_WHAT YOU HAVE TO DO_: Make an exact copy of the entries below with the pictures removed.

______________________________

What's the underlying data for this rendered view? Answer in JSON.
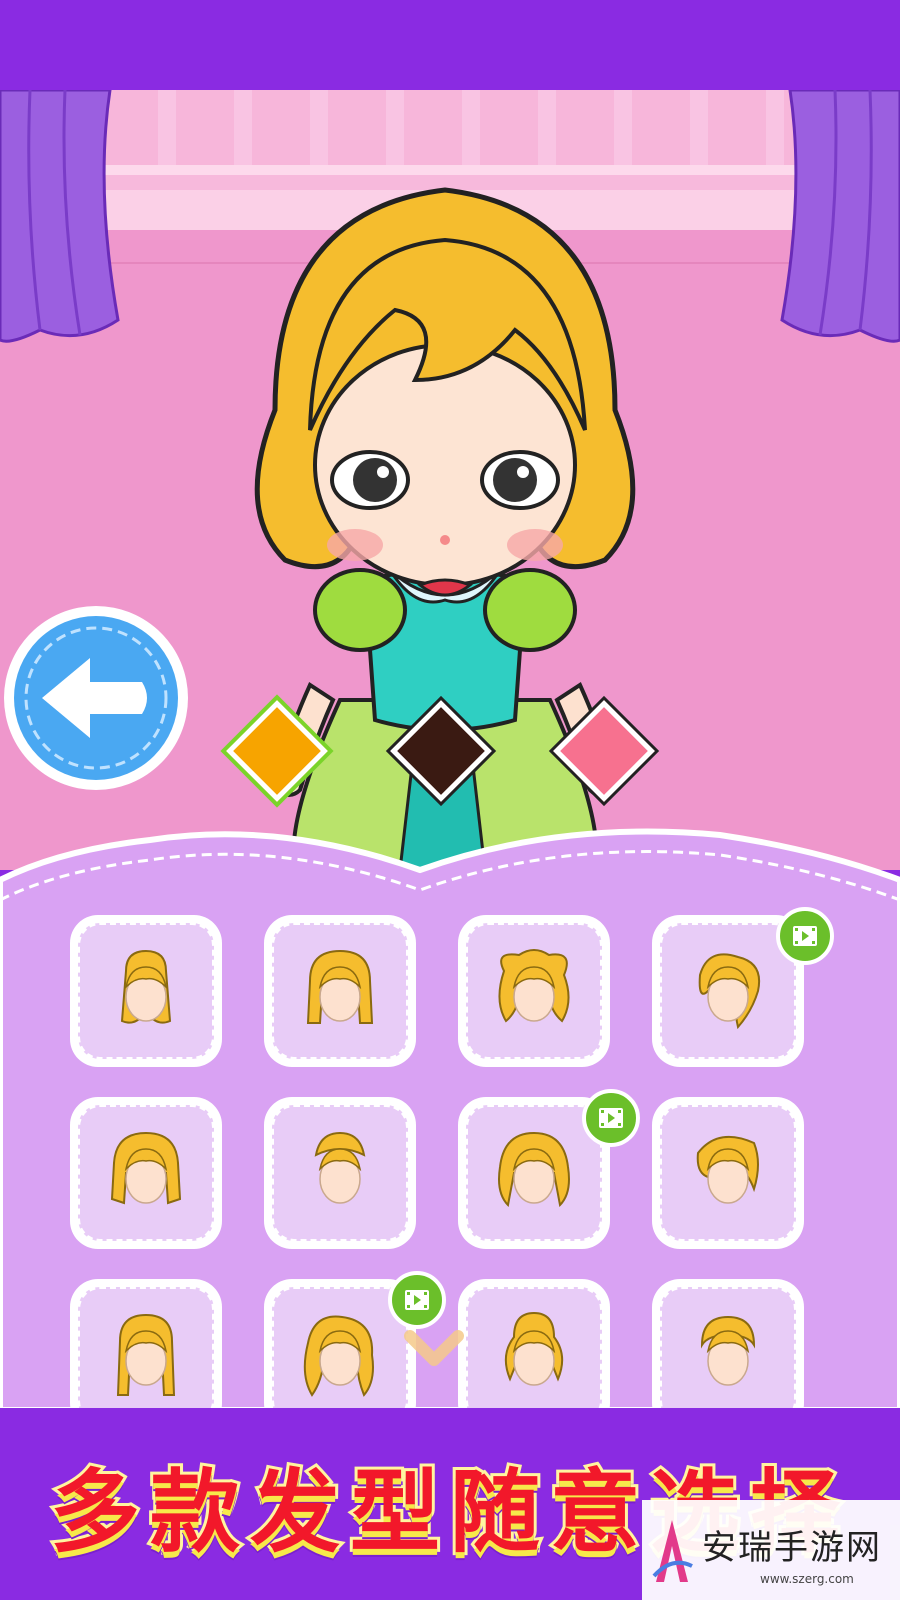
{
  "app": {
    "banner_text": "多款发型随意选择",
    "brand_color": "#8a2be2",
    "background_color": "#ef97cc",
    "panel_color": "#d9a2f3"
  },
  "back_button": {
    "icon": "arrow-left-icon",
    "color": "#4aa8f2"
  },
  "hair_colors": [
    {
      "name": "orange",
      "hex": "#f7a400",
      "selected": true
    },
    {
      "name": "dark-brown",
      "hex": "#3a1a12",
      "selected": false
    },
    {
      "name": "pink",
      "hex": "#f7718f",
      "selected": false
    }
  ],
  "hairstyles": [
    {
      "id": 1,
      "locked_by_video": false
    },
    {
      "id": 2,
      "locked_by_video": false
    },
    {
      "id": 3,
      "locked_by_video": false
    },
    {
      "id": 4,
      "locked_by_video": true
    },
    {
      "id": 5,
      "locked_by_video": false
    },
    {
      "id": 6,
      "locked_by_video": false
    },
    {
      "id": 7,
      "locked_by_video": true
    },
    {
      "id": 8,
      "locked_by_video": false
    },
    {
      "id": 9,
      "locked_by_video": false
    },
    {
      "id": 10,
      "locked_by_video": true
    },
    {
      "id": 11,
      "locked_by_video": false
    },
    {
      "id": 12,
      "locked_by_video": false
    }
  ],
  "watermark": {
    "name": "安瑞手游网",
    "url": "www.szerg.com"
  }
}
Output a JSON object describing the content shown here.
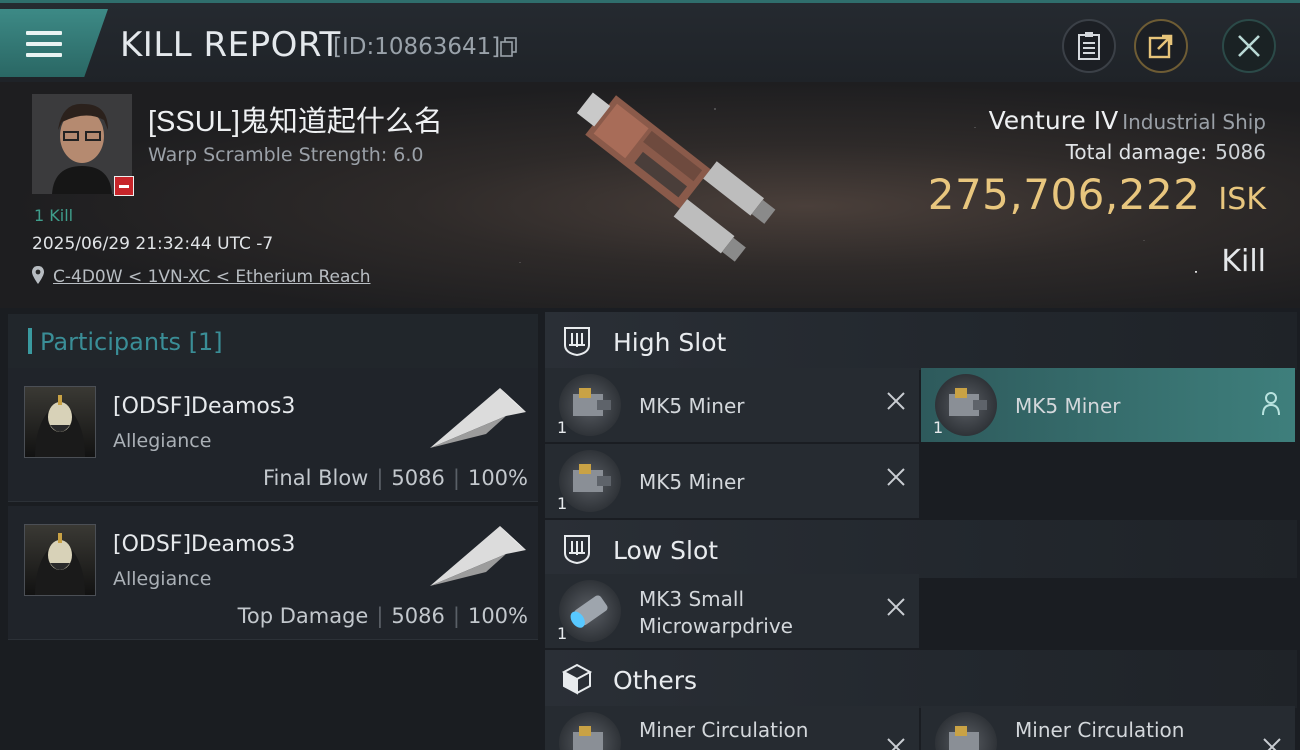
{
  "header": {
    "title": "KILL REPORT",
    "report_id": "[ID:10863641]"
  },
  "victim": {
    "name": "[SSUL]鬼知道起什么名",
    "warp_scramble": "Warp Scramble Strength: 6.0",
    "kill_count": "1 Kill",
    "timestamp": "2025/06/29 21:32:44 UTC -7",
    "location": "C-4D0W < 1VN-XC < Etherium Reach",
    "ship_name": "Venture IV",
    "ship_class": "Industrial Ship",
    "total_damage_label": "Total damage:",
    "total_damage": "5086",
    "isk_value": "275,706,222",
    "isk_unit": "ISK",
    "result": "Kill"
  },
  "participants": {
    "title": "Participants",
    "count": "[1]",
    "rows": [
      {
        "name": "[ODSF]Deamos3",
        "corp": "Allegiance",
        "role": "Final Blow",
        "damage": "5086",
        "percent": "100%"
      },
      {
        "name": "[ODSF]Deamos3",
        "corp": "Allegiance",
        "role": "Top Damage",
        "damage": "5086",
        "percent": "100%"
      }
    ]
  },
  "fitting": {
    "high_slot": {
      "label": "High Slot",
      "modules": [
        {
          "name": "MK5 Miner",
          "qty": "1"
        },
        {
          "name": "MK5 Miner",
          "qty": "1"
        },
        {
          "name": "MK5 Miner",
          "qty": "1"
        }
      ]
    },
    "low_slot": {
      "label": "Low Slot",
      "modules": [
        {
          "name_line1": "MK3 Small",
          "name_line2": "Microwarpdrive",
          "qty": "1"
        }
      ]
    },
    "others": {
      "label": "Others",
      "modules": [
        {
          "name": "Miner Circulation"
        },
        {
          "name": "Miner Circulation"
        }
      ]
    }
  },
  "colors": {
    "accent_teal": "#3a9aa0",
    "isk_gold": "#e8c67e",
    "badge_red": "#c7252a"
  }
}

______________________________

_SOLUTION_:
What's the underlying data for this rendered view? Answer in JSON.
{
  "app": {
    "banner_text": "多款发型随意选择",
    "brand_color": "#8a2be2",
    "background_color": "#ef97cc",
    "panel_color": "#d9a2f3"
  },
  "back_button": {
    "icon": "arrow-left-icon",
    "color": "#4aa8f2"
  },
  "hair_colors": [
    {
      "name": "orange",
      "hex": "#f7a400",
      "selected": true
    },
    {
      "name": "dark-brown",
      "hex": "#3a1a12",
      "selected": false
    },
    {
      "name": "pink",
      "hex": "#f7718f",
      "selected": false
    }
  ],
  "hairstyles": [
    {
      "id": 1,
      "locked_by_video": false
    },
    {
      "id": 2,
      "locked_by_video": false
    },
    {
      "id": 3,
      "locked_by_video": false
    },
    {
      "id": 4,
      "locked_by_video": true
    },
    {
      "id": 5,
      "locked_by_video": false
    },
    {
      "id": 6,
      "locked_by_video": false
    },
    {
      "id": 7,
      "locked_by_video": true
    },
    {
      "id": 8,
      "locked_by_video": false
    },
    {
      "id": 9,
      "locked_by_video": false
    },
    {
      "id": 10,
      "locked_by_video": true
    },
    {
      "id": 11,
      "locked_by_video": false
    },
    {
      "id": 12,
      "locked_by_video": false
    }
  ],
  "watermark": {
    "name": "安瑞手游网",
    "url": "www.szerg.com"
  }
}
Output a JSON object describing the content shown here.
{
  "header": {
    "title": "KILL REPORT",
    "report_id": "[ID:10863641]"
  },
  "victim": {
    "name": "[SSUL]鬼知道起什么名",
    "warp_scramble": "Warp Scramble Strength: 6.0",
    "kill_count": "1 Kill",
    "timestamp": "2025/06/29 21:32:44 UTC -7",
    "location": "C-4D0W < 1VN-XC < Etherium Reach",
    "ship_name": "Venture IV",
    "ship_class": "Industrial Ship",
    "total_damage_label": "Total damage:",
    "total_damage": "5086",
    "isk_value": "275,706,222",
    "isk_unit": "ISK",
    "result": "Kill"
  },
  "participants": {
    "title": "Participants",
    "count": "[1]",
    "rows": [
      {
        "name": "[ODSF]Deamos3",
        "corp": "Allegiance",
        "role": "Final Blow",
        "damage": "5086",
        "percent": "100%"
      },
      {
        "name": "[ODSF]Deamos3",
        "corp": "Allegiance",
        "role": "Top Damage",
        "damage": "5086",
        "percent": "100%"
      }
    ]
  },
  "fitting": {
    "high_slot": {
      "label": "High Slot",
      "modules": [
        {
          "name": "MK5 Miner",
          "qty": "1"
        },
        {
          "name": "MK5 Miner",
          "qty": "1"
        },
        {
          "name": "MK5 Miner",
          "qty": "1"
        }
      ]
    },
    "low_slot": {
      "label": "Low Slot",
      "modules": [
        {
          "name_line1": "MK3 Small",
          "name_line2": "Microwarpdrive",
          "qty": "1"
        }
      ]
    },
    "others": {
      "label": "Others",
      "modules": [
        {
          "name": "Miner Circulation"
        },
        {
          "name": "Miner Circulation"
        }
      ]
    }
  },
  "colors": {
    "accent_teal": "#3a9aa0",
    "isk_gold": "#e8c67e",
    "badge_red": "#c7252a"
  }
}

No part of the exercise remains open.